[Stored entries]

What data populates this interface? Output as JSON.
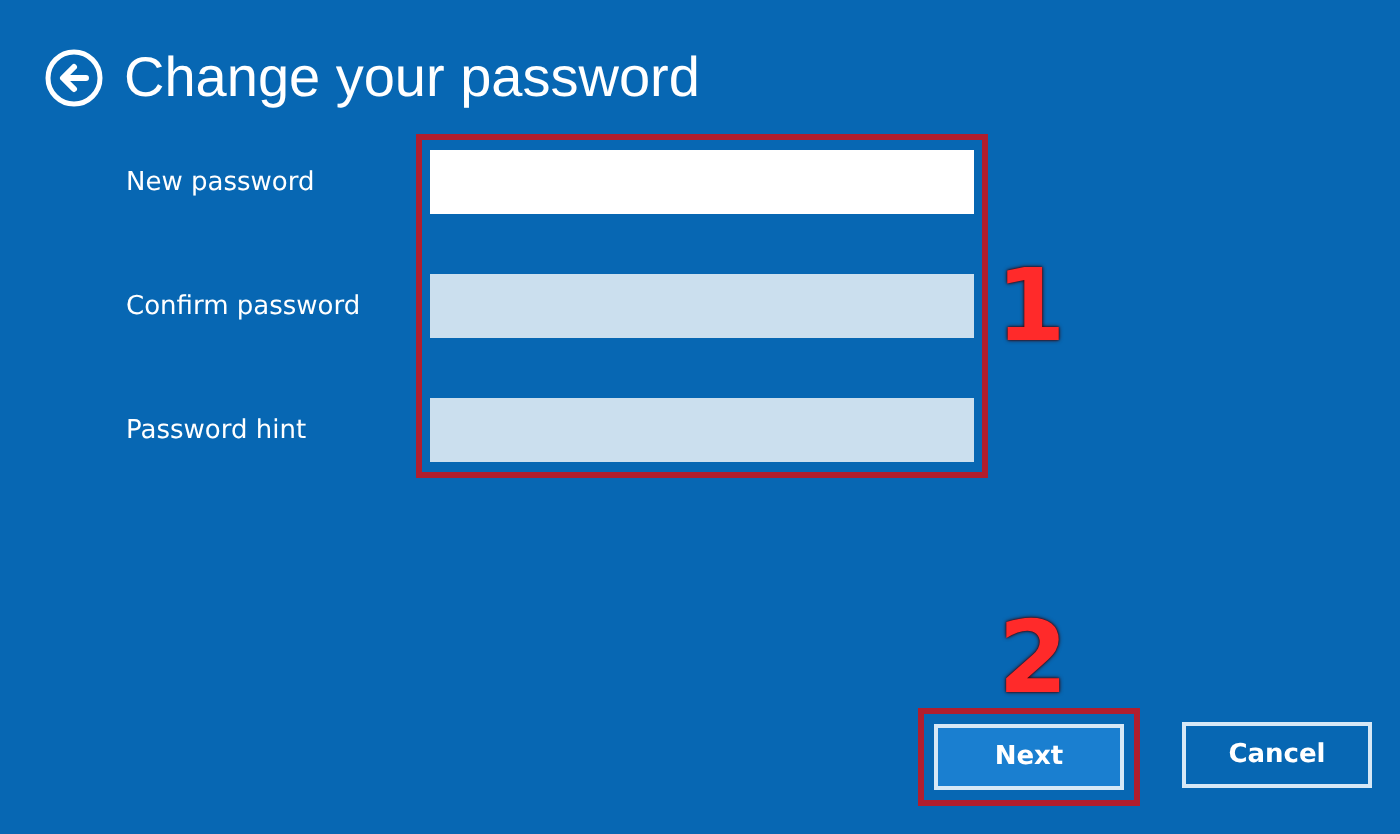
{
  "title": "Change your password",
  "fields": [
    {
      "label": "New password",
      "focused": true
    },
    {
      "label": "Confirm password",
      "focused": false
    },
    {
      "label": "Password hint",
      "focused": false
    }
  ],
  "annotations": {
    "fields_number": "1",
    "button_number": "2"
  },
  "buttons": [
    {
      "label": "Next",
      "default": true
    },
    {
      "label": "Cancel",
      "default": false
    }
  ]
}
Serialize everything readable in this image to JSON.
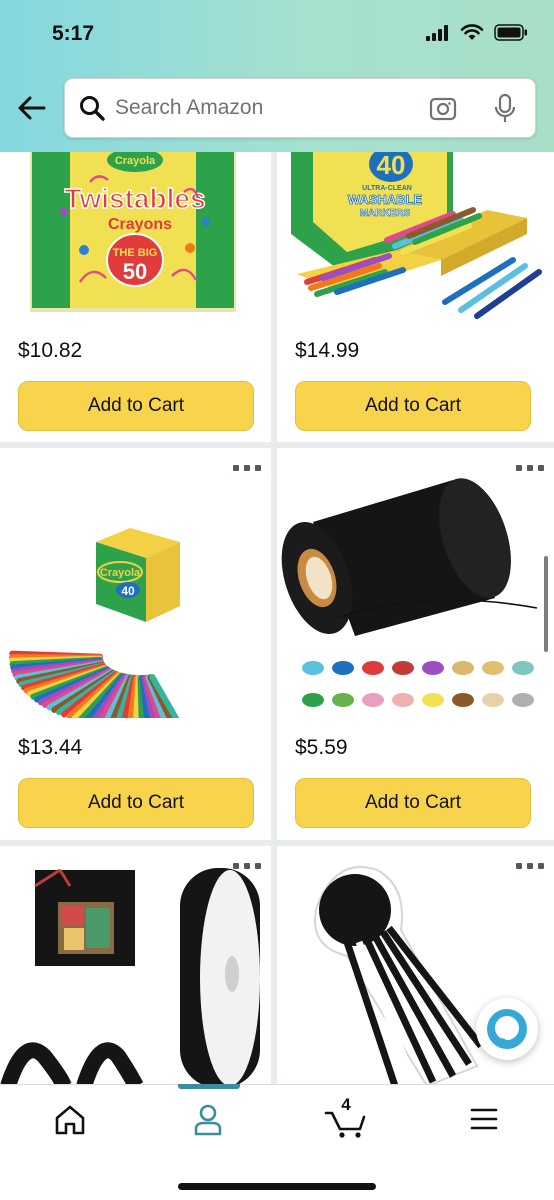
{
  "status_bar": {
    "time": "5:17"
  },
  "search": {
    "placeholder": "Search Amazon"
  },
  "products": [
    {
      "price": "$10.82",
      "button": "Add to Cart",
      "image": "crayola-twistables-crayons-image",
      "box_text_1": "Crayola",
      "box_text_2": "Twistables",
      "box_text_3": "Crayons",
      "box_text_4": "THE BIG",
      "box_text_5": "50"
    },
    {
      "price": "$14.99",
      "button": "Add to Cart",
      "image": "crayola-washable-markers-image",
      "box_text_1": "40",
      "box_text_2": "ULTRA-CLEAN",
      "box_text_3": "WASHABLE",
      "box_text_4": "MARKERS"
    },
    {
      "price": "$13.44",
      "button": "Add to Cart",
      "image": "crayola-markers-fan-image",
      "box_text_1": "Crayola",
      "box_text_2": "40"
    },
    {
      "price": "$5.59",
      "button": "Add to Cart",
      "image": "black-cotton-twine-image"
    },
    {
      "image": "black-ribbon-spool-image"
    },
    {
      "image": "black-white-tassel-image"
    }
  ],
  "nav": {
    "cart_count": "4"
  },
  "colors": {
    "accent": "#3a8ca0",
    "button": "#f7d44b",
    "header_start": "#84d8e0",
    "header_end": "#a8dfc7"
  }
}
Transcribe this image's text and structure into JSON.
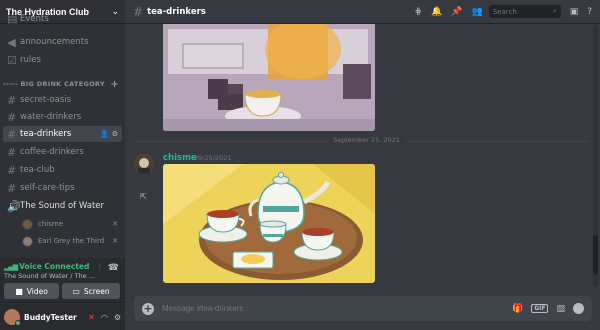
{
  "server": {
    "name": "The Hydration Club"
  },
  "channels_top": [
    {
      "label": "Events",
      "icon": "rules-icon"
    },
    {
      "label": "announcements",
      "icon": "megaphone-icon"
    },
    {
      "label": "rules",
      "icon": "checklist-icon"
    }
  ],
  "category": {
    "label": "----- BIG DRINK CATEGORY"
  },
  "channels": [
    {
      "label": "secret-oasis"
    },
    {
      "label": "water-drinkers"
    },
    {
      "label": "tea-drinkers"
    },
    {
      "label": "coffee-drinkers"
    },
    {
      "label": "tea-club"
    },
    {
      "label": "self-care-tips"
    }
  ],
  "voice_channel": {
    "label": "The Sound of Water"
  },
  "voice_users": [
    {
      "name": "chisme"
    },
    {
      "name": "Earl Grey the Third"
    }
  ],
  "voice_panel": {
    "status": "Voice Connected",
    "subtitle": "The Sound of Water / The ...",
    "video_label": "Video",
    "screen_label": "Screen"
  },
  "user": {
    "name": "BuddyTester"
  },
  "topbar": {
    "channel": "tea-drinkers",
    "search_placeholder": "Search"
  },
  "divider": {
    "date": "September 25, 2021"
  },
  "message": {
    "author": "chisme",
    "timestamp": "09/25/2021"
  },
  "composer": {
    "placeholder": "Message #tea-drinkers",
    "gif_label": "GIF"
  },
  "colors": {
    "accent_green": "#43b581",
    "author_teal": "#1abc9c",
    "background": "#36393f",
    "sidebar": "#2f3136"
  }
}
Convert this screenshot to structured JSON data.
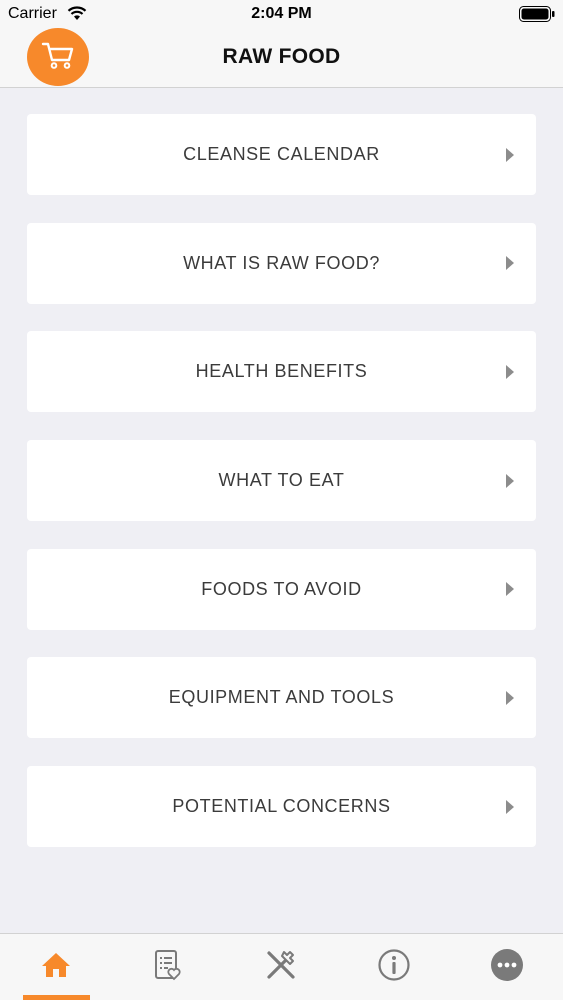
{
  "status_bar": {
    "carrier": "Carrier",
    "time": "2:04 PM"
  },
  "header": {
    "title": "RAW FOOD",
    "cart_icon": "cart-icon"
  },
  "menu": {
    "items": [
      {
        "label": "CLEANSE CALENDAR"
      },
      {
        "label": "WHAT IS RAW FOOD?"
      },
      {
        "label": "HEALTH BENEFITS"
      },
      {
        "label": "WHAT TO EAT"
      },
      {
        "label": "FOODS TO AVOID"
      },
      {
        "label": "EQUIPMENT AND TOOLS"
      },
      {
        "label": "POTENTIAL CONCERNS"
      }
    ]
  },
  "tab_bar": {
    "tabs": [
      {
        "icon": "home-icon",
        "active": true
      },
      {
        "icon": "recipe-list-icon",
        "active": false
      },
      {
        "icon": "utensils-icon",
        "active": false
      },
      {
        "icon": "info-icon",
        "active": false
      },
      {
        "icon": "more-icon",
        "active": false
      }
    ]
  },
  "colors": {
    "accent": "#f7892b",
    "background": "#efeff4",
    "card": "#ffffff",
    "icon_gray": "#7a7a7a"
  }
}
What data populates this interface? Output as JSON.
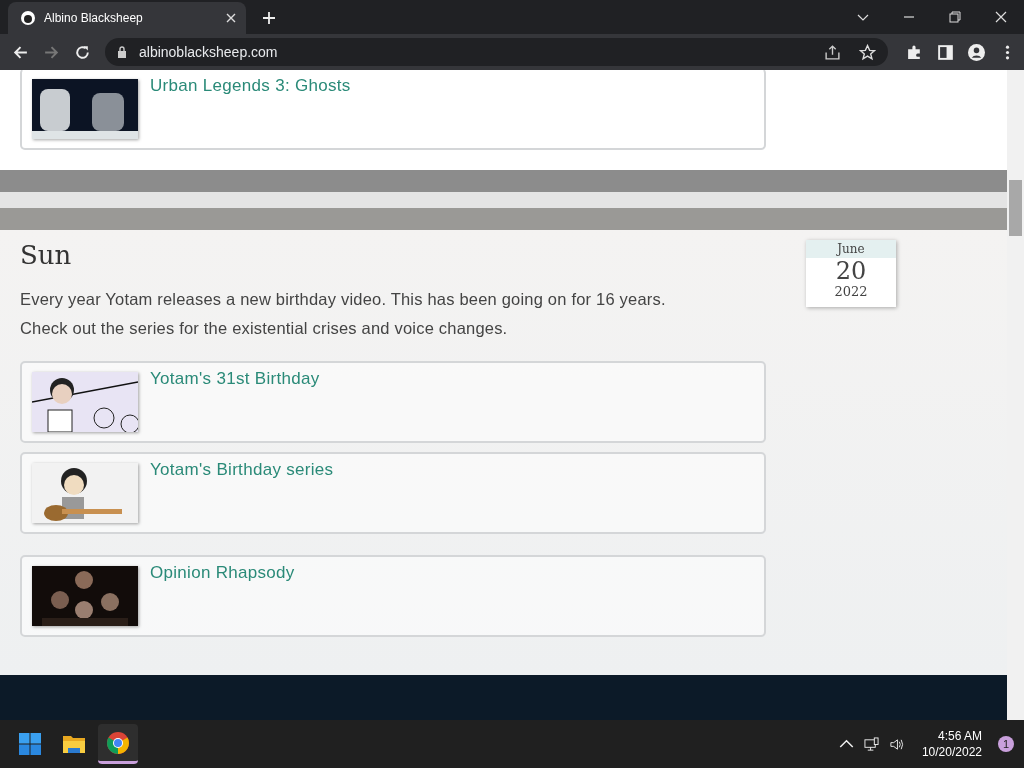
{
  "browser": {
    "tabs": [
      {
        "title": "Albino Blacksheep",
        "selected": true
      }
    ],
    "url": "albinoblacksheep.com"
  },
  "page": {
    "top_video": {
      "title": "Urban Legends 3: Ghosts"
    },
    "section": {
      "heading": "Sun",
      "date": {
        "month": "June",
        "day": "20",
        "year": "2022"
      },
      "description": [
        "Every year Yotam releases a new birthday video. This has been going on for 16 years.",
        "Check out the series for the existential crises and voice changes."
      ],
      "videos": [
        {
          "title": "Yotam's 31st Birthday"
        },
        {
          "title": "Yotam's Birthday series"
        },
        {
          "title": "Opinion Rhapsody"
        }
      ]
    }
  },
  "taskbar": {
    "apps": [
      {
        "kind": "start",
        "selected": false
      },
      {
        "kind": "files",
        "selected": false
      },
      {
        "kind": "browser",
        "selected": true
      }
    ],
    "time": "4:56 AM",
    "date": "10/20/2022",
    "notifications": "1"
  }
}
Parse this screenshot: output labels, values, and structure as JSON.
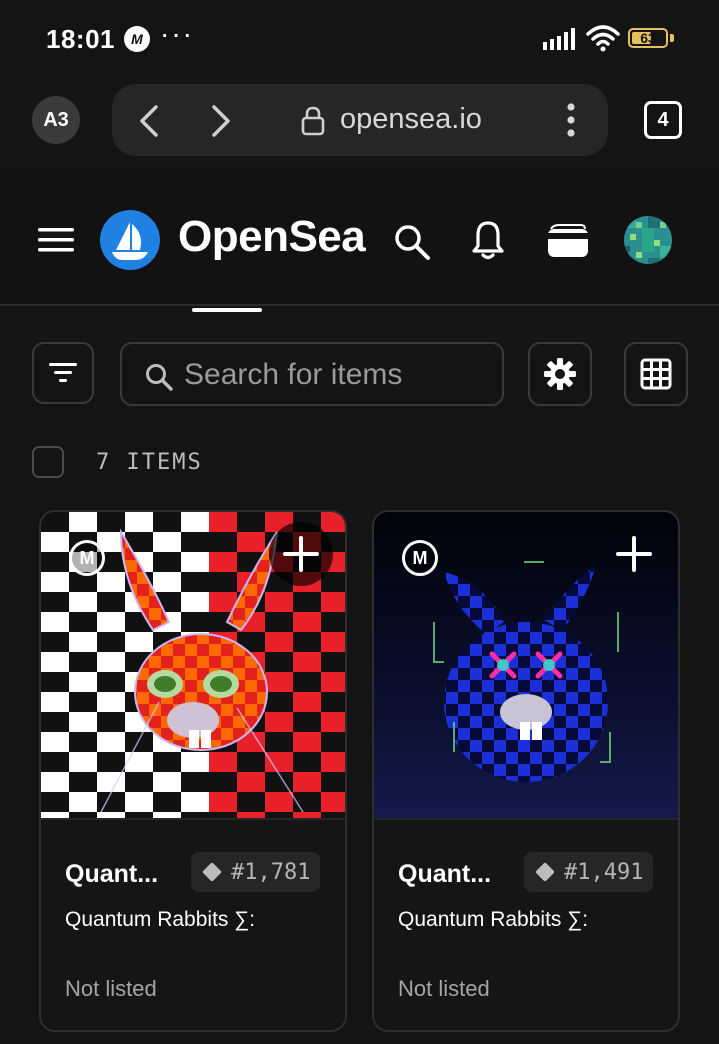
{
  "status_bar": {
    "time": "18:01",
    "app_icon_letter": "M",
    "dots": "···",
    "battery_level": 63,
    "battery_label": "63"
  },
  "browser": {
    "profile_label": "A3",
    "url": "opensea.io",
    "tab_count": "4"
  },
  "site_header": {
    "brand_name": "OpenSea",
    "brand_color": "#2081e2"
  },
  "toolbar": {
    "search_placeholder": "Search for items"
  },
  "items": {
    "count_label": "7 ITEMS",
    "cards": [
      {
        "name": "Quant...",
        "token_id": "#1,781",
        "collection": "Quantum Rabbits ∑:",
        "status": "Not listed",
        "badge": "M"
      },
      {
        "name": "Quant...",
        "token_id": "#1,491",
        "collection": "Quantum Rabbits ∑:",
        "status": "Not listed",
        "badge": "M"
      }
    ]
  }
}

Written problem:
Above are records to transcribe exactly; leave their pictures out.

Finished task:
What data populates this interface? Output as JSON.
{
  "title": "Change your password",
  "fields": [
    {
      "label": "New password",
      "focused": true
    },
    {
      "label": "Confirm password",
      "focused": false
    },
    {
      "label": "Password hint",
      "focused": false
    }
  ],
  "annotations": {
    "fields_number": "1",
    "button_number": "2"
  },
  "buttons": [
    {
      "label": "Next",
      "default": true
    },
    {
      "label": "Cancel",
      "default": false
    }
  ]
}
Serialize everything readable in this image to JSON.
{
  "status_bar": {
    "time": "5:17"
  },
  "search": {
    "placeholder": "Search Amazon"
  },
  "products": [
    {
      "price": "$10.82",
      "button": "Add to Cart",
      "image": "crayola-twistables-crayons-image",
      "box_text_1": "Crayola",
      "box_text_2": "Twistables",
      "box_text_3": "Crayons",
      "box_text_4": "THE BIG",
      "box_text_5": "50"
    },
    {
      "price": "$14.99",
      "button": "Add to Cart",
      "image": "crayola-washable-markers-image",
      "box_text_1": "40",
      "box_text_2": "ULTRA-CLEAN",
      "box_text_3": "WASHABLE",
      "box_text_4": "MARKERS"
    },
    {
      "price": "$13.44",
      "button": "Add to Cart",
      "image": "crayola-markers-fan-image",
      "box_text_1": "Crayola",
      "box_text_2": "40"
    },
    {
      "price": "$5.59",
      "button": "Add to Cart",
      "image": "black-cotton-twine-image"
    },
    {
      "image": "black-ribbon-spool-image"
    },
    {
      "image": "black-white-tassel-image"
    }
  ],
  "nav": {
    "cart_count": "4"
  },
  "colors": {
    "accent": "#3a8ca0",
    "button": "#f7d44b",
    "header_start": "#84d8e0",
    "header_end": "#a8dfc7"
  }
}
Transcribe this image's text and structure into JSON.
{
  "server": {
    "name": "The Hydration Club"
  },
  "channels_top": [
    {
      "label": "Events",
      "icon": "rules-icon"
    },
    {
      "label": "announcements",
      "icon": "megaphone-icon"
    },
    {
      "label": "rules",
      "icon": "checklist-icon"
    }
  ],
  "category": {
    "label": "----- BIG DRINK CATEGORY"
  },
  "channels": [
    {
      "label": "secret-oasis"
    },
    {
      "label": "water-drinkers"
    },
    {
      "label": "tea-drinkers"
    },
    {
      "label": "coffee-drinkers"
    },
    {
      "label": "tea-club"
    },
    {
      "label": "self-care-tips"
    }
  ],
  "voice_channel": {
    "label": "The Sound of Water"
  },
  "voice_users": [
    {
      "name": "chisme"
    },
    {
      "name": "Earl Grey the Third"
    }
  ],
  "voice_panel": {
    "status": "Voice Connected",
    "subtitle": "The Sound of Water / The ...",
    "video_label": "Video",
    "screen_label": "Screen"
  },
  "user": {
    "name": "BuddyTester"
  },
  "topbar": {
    "channel": "tea-drinkers",
    "search_placeholder": "Search"
  },
  "divider": {
    "date": "September 25, 2021"
  },
  "message": {
    "author": "chisme",
    "timestamp": "09/25/2021"
  },
  "composer": {
    "placeholder": "Message #tea-drinkers",
    "gif_label": "GIF"
  },
  "colors": {
    "accent_green": "#43b581",
    "author_teal": "#1abc9c",
    "background": "#36393f",
    "sidebar": "#2f3136"
  }
}
Convert this screenshot to structured JSON data.
{
  "status_bar": {
    "carrier": "Carrier",
    "time": "2:04 PM"
  },
  "header": {
    "title": "RAW FOOD",
    "cart_icon": "cart-icon"
  },
  "menu": {
    "items": [
      {
        "label": "CLEANSE CALENDAR"
      },
      {
        "label": "WHAT IS RAW FOOD?"
      },
      {
        "label": "HEALTH BENEFITS"
      },
      {
        "label": "WHAT TO EAT"
      },
      {
        "label": "FOODS TO AVOID"
      },
      {
        "label": "EQUIPMENT AND TOOLS"
      },
      {
        "label": "POTENTIAL CONCERNS"
      }
    ]
  },
  "tab_bar": {
    "tabs": [
      {
        "icon": "home-icon",
        "active": true
      },
      {
        "icon": "recipe-list-icon",
        "active": false
      },
      {
        "icon": "utensils-icon",
        "active": false
      },
      {
        "icon": "info-icon",
        "active": false
      },
      {
        "icon": "more-icon",
        "active": false
      }
    ]
  },
  "colors": {
    "accent": "#f7892b",
    "background": "#efeff4",
    "card": "#ffffff",
    "icon_gray": "#7a7a7a"
  }
}
What data populates this interface? Output as JSON.
{
  "browser": {
    "tabs": [
      {
        "title": "Albino Blacksheep",
        "selected": true
      }
    ],
    "url": "albinoblacksheep.com"
  },
  "page": {
    "top_video": {
      "title": "Urban Legends 3: Ghosts"
    },
    "section": {
      "heading": "Sun",
      "date": {
        "month": "June",
        "day": "20",
        "year": "2022"
      },
      "description": [
        "Every year Yotam releases a new birthday video. This has been going on for 16 years.",
        "Check out the series for the existential crises and voice changes."
      ],
      "videos": [
        {
          "title": "Yotam's 31st Birthday"
        },
        {
          "title": "Yotam's Birthday series"
        },
        {
          "title": "Opinion Rhapsody"
        }
      ]
    }
  },
  "taskbar": {
    "apps": [
      {
        "kind": "start",
        "selected": false
      },
      {
        "kind": "files",
        "selected": false
      },
      {
        "kind": "browser",
        "selected": true
      }
    ],
    "time": "4:56 AM",
    "date": "10/20/2022",
    "notifications": "1"
  }
}
Parse this screenshot: output labels, values, and structure as JSON.
{
  "status_bar": {
    "time": "18:01",
    "app_icon_letter": "M",
    "dots": "···",
    "battery_level": 63,
    "battery_label": "63"
  },
  "browser": {
    "profile_label": "A3",
    "url": "opensea.io",
    "tab_count": "4"
  },
  "site_header": {
    "brand_name": "OpenSea",
    "brand_color": "#2081e2"
  },
  "toolbar": {
    "search_placeholder": "Search for items"
  },
  "items": {
    "count_label": "7 ITEMS",
    "cards": [
      {
        "name": "Quant...",
        "token_id": "#1,781",
        "collection": "Quantum Rabbits ∑:",
        "status": "Not listed",
        "badge": "M"
      },
      {
        "name": "Quant...",
        "token_id": "#1,491",
        "collection": "Quantum Rabbits ∑:",
        "status": "Not listed",
        "badge": "M"
      }
    ]
  }
}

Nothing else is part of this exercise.